**TO BE DONE:**
Gather all lines from the material that contain "tribunali".

**LISTED ENTRIES:**
════

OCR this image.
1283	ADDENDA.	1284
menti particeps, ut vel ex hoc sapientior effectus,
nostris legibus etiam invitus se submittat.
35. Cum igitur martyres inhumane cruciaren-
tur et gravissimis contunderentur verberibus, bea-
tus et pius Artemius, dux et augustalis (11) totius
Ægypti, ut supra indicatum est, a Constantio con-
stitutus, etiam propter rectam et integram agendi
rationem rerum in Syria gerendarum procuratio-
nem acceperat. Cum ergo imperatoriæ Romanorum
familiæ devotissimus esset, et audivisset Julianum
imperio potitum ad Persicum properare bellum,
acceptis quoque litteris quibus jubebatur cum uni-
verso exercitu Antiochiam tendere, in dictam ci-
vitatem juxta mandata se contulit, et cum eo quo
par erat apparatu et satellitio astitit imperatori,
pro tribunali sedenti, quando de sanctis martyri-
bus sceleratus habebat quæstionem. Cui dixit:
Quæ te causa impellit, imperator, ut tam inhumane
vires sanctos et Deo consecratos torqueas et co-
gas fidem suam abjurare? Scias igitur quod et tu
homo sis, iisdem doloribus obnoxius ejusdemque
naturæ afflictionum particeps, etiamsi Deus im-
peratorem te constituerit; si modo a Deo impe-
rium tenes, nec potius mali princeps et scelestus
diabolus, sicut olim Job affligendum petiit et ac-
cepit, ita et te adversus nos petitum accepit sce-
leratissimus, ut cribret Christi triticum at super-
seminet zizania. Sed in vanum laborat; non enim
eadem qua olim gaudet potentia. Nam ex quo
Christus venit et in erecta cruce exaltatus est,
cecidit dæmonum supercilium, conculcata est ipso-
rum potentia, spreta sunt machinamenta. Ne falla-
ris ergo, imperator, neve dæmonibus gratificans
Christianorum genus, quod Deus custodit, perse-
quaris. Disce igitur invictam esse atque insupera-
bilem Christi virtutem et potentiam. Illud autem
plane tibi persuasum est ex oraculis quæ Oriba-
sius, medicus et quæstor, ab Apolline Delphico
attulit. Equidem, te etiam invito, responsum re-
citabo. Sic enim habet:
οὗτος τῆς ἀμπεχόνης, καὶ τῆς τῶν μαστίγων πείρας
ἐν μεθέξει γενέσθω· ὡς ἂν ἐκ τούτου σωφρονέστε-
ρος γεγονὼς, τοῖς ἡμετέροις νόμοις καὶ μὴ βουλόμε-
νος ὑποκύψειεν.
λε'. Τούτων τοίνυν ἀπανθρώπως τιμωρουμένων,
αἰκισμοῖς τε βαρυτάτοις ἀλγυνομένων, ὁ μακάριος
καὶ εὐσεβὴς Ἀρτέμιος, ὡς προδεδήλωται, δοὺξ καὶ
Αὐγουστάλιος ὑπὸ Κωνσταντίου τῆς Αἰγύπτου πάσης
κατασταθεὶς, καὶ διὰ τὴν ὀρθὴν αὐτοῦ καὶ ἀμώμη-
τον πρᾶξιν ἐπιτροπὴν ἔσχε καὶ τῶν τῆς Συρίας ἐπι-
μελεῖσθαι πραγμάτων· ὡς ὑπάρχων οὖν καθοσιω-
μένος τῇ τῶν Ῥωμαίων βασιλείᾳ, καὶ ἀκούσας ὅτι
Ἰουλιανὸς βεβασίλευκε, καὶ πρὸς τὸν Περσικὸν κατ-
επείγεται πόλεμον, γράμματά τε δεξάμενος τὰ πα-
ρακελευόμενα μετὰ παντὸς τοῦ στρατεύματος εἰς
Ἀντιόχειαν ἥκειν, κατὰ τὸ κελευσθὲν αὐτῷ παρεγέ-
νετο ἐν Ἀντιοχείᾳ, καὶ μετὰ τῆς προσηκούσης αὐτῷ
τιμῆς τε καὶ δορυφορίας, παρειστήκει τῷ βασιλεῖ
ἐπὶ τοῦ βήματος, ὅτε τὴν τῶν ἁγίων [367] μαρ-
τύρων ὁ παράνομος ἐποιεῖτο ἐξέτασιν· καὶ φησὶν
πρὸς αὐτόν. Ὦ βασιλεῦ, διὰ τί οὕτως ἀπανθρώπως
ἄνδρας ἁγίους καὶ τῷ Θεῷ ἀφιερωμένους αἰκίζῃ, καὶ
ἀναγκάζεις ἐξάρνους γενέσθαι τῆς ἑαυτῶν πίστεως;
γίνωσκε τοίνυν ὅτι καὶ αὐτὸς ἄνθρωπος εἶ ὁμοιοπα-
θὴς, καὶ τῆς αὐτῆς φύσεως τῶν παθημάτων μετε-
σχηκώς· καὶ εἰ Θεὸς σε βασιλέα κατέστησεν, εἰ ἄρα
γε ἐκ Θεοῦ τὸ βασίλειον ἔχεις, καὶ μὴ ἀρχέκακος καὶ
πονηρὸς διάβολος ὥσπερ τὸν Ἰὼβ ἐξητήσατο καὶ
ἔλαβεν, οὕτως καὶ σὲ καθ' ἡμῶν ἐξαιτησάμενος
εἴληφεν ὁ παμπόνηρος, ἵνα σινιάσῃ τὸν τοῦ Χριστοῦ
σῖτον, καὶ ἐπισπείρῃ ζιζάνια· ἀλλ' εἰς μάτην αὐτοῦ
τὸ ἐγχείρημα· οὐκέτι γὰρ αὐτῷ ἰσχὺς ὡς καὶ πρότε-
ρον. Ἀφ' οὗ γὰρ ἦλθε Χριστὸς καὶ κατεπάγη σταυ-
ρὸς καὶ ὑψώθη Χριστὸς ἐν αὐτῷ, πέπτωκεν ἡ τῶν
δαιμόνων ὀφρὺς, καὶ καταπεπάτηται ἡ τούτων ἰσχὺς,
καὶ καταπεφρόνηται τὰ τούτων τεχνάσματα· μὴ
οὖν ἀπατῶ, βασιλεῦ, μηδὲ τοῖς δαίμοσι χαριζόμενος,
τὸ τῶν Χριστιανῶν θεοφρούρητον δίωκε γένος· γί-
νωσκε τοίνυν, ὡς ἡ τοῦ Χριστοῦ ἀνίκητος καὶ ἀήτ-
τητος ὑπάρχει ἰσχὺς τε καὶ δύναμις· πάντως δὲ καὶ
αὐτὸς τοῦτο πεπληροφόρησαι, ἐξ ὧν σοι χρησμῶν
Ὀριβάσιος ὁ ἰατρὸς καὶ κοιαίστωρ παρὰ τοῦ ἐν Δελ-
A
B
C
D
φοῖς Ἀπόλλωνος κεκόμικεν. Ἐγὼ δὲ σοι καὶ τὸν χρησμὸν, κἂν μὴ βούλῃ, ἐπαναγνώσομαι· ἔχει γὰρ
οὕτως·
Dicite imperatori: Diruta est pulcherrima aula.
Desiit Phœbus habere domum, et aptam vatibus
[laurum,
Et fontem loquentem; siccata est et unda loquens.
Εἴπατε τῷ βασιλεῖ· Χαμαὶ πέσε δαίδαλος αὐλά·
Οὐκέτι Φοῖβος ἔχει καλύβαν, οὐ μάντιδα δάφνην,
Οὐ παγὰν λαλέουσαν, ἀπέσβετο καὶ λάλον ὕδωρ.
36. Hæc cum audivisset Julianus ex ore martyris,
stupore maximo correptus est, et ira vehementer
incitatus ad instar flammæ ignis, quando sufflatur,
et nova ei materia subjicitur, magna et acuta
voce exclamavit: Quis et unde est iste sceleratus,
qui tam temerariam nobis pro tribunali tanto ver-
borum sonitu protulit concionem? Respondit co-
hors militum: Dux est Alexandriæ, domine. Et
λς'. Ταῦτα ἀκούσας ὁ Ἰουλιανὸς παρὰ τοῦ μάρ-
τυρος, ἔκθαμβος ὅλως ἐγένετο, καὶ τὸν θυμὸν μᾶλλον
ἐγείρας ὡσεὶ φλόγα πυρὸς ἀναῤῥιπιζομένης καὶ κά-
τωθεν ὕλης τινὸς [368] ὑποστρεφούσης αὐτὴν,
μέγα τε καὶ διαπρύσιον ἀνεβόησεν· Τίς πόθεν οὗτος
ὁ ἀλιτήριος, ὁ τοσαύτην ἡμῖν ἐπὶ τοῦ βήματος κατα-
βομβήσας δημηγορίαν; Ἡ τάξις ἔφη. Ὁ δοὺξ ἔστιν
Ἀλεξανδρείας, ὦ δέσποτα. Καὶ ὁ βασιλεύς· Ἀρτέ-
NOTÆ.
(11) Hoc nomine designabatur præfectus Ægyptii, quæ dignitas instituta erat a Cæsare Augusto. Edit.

════

**SOLUTION TO THIS PROBLEM:**
pro tribunali sedenti, quando de sanctis martyri-
qui tam temerariam nobis pro tribunali tanto ver-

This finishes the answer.